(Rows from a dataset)
-- BEGIN --
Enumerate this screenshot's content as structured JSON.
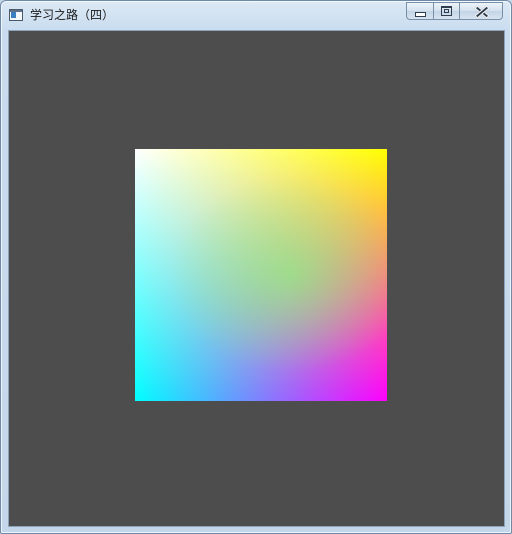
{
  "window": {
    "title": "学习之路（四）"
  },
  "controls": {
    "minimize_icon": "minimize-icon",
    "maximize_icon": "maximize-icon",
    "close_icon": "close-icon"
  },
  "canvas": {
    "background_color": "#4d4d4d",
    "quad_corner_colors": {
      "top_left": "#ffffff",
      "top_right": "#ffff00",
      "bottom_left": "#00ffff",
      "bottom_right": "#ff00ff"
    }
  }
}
-- END --
-- BEGIN --
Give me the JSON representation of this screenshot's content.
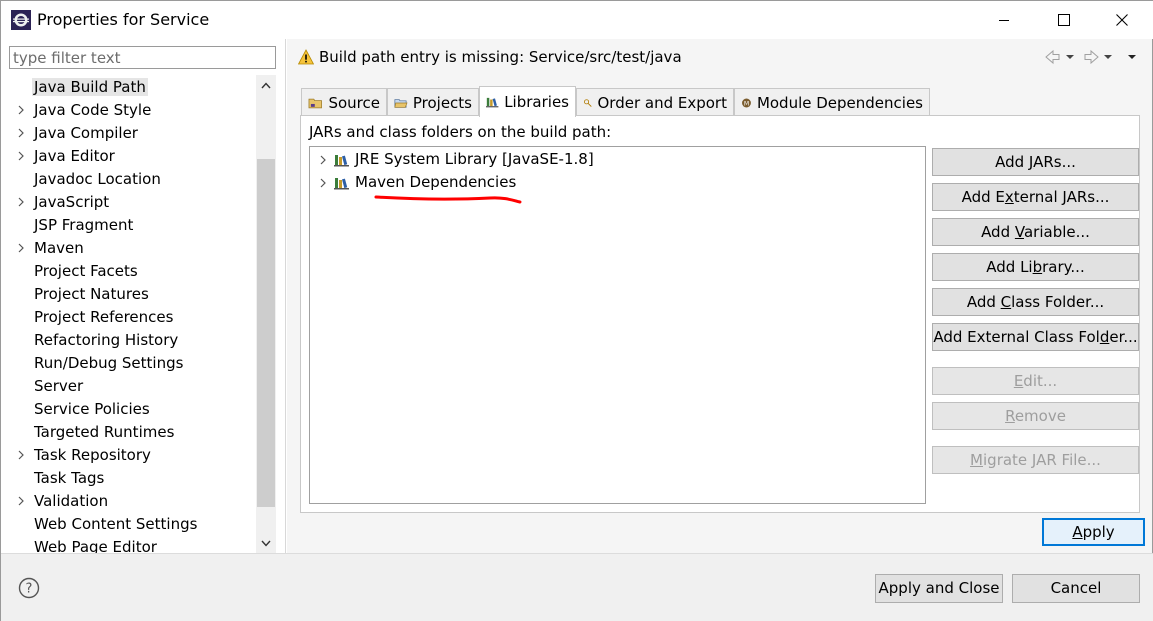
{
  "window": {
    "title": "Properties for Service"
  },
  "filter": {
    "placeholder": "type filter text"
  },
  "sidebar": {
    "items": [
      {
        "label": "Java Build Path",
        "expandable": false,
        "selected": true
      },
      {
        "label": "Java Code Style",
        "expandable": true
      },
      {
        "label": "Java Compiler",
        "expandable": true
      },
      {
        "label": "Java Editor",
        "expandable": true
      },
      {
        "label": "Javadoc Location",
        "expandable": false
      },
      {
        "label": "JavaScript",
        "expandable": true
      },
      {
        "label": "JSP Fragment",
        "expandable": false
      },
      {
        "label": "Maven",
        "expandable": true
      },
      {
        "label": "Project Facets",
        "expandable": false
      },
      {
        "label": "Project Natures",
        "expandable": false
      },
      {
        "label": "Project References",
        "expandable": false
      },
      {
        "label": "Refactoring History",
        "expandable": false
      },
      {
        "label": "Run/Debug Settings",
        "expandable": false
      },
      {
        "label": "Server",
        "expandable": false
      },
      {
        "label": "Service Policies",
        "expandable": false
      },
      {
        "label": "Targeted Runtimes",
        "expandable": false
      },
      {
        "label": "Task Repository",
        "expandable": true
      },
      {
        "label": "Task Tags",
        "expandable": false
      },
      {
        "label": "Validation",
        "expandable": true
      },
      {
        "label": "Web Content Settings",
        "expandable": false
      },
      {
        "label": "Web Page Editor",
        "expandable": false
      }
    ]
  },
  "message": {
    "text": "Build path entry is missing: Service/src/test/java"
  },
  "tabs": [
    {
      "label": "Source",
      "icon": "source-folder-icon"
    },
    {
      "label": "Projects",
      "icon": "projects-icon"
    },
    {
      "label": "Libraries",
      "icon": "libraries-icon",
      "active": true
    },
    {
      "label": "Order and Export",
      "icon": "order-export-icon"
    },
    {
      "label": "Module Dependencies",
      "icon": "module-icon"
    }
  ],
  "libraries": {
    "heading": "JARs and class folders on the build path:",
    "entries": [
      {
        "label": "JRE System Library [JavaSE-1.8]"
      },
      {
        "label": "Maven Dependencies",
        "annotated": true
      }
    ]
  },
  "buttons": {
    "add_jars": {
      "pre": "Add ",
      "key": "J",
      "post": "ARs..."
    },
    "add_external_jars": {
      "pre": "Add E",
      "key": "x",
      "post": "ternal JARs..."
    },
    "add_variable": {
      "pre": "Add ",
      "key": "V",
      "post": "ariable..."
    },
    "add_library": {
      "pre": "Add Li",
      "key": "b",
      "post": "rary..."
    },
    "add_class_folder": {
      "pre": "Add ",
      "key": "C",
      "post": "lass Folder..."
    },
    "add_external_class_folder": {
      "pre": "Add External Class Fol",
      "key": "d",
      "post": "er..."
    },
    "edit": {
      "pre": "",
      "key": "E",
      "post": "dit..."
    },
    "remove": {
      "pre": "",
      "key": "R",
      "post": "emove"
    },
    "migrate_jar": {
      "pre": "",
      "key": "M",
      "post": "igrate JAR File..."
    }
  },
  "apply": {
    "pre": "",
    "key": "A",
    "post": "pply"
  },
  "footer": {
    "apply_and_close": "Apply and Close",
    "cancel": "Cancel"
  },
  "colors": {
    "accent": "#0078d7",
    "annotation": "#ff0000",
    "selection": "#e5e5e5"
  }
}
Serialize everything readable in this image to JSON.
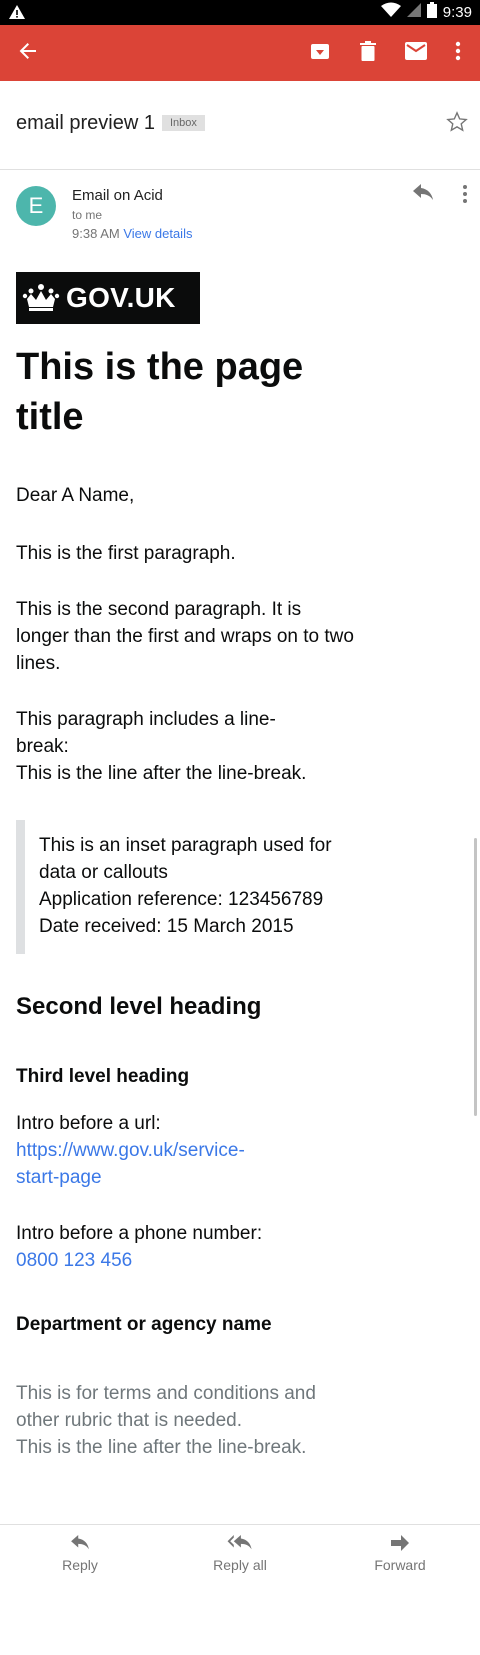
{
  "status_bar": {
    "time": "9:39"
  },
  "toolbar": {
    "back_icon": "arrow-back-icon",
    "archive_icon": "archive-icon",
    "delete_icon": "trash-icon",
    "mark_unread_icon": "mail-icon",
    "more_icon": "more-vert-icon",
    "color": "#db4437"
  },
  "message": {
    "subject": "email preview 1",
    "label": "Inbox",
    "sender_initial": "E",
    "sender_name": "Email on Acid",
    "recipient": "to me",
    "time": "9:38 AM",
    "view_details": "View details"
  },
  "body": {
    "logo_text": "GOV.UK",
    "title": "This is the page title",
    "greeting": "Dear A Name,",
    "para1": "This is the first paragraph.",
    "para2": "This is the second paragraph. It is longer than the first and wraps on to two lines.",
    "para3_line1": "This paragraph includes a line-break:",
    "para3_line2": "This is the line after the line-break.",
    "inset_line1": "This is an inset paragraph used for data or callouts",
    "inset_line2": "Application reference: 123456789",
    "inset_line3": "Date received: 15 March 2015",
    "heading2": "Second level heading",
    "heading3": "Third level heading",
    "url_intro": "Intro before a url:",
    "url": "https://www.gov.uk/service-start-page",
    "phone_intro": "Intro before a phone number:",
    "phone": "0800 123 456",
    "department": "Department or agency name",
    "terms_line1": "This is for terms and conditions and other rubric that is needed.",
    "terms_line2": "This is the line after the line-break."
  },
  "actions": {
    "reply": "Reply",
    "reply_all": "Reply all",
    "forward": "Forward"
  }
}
-- END --
> Requirement:
Look over the listing. Pull out every line with the string "after" in it.

> The response:
    "para3_line2": "This is the line after the line-break.",
    "terms_line2": "This is the line after the line-break."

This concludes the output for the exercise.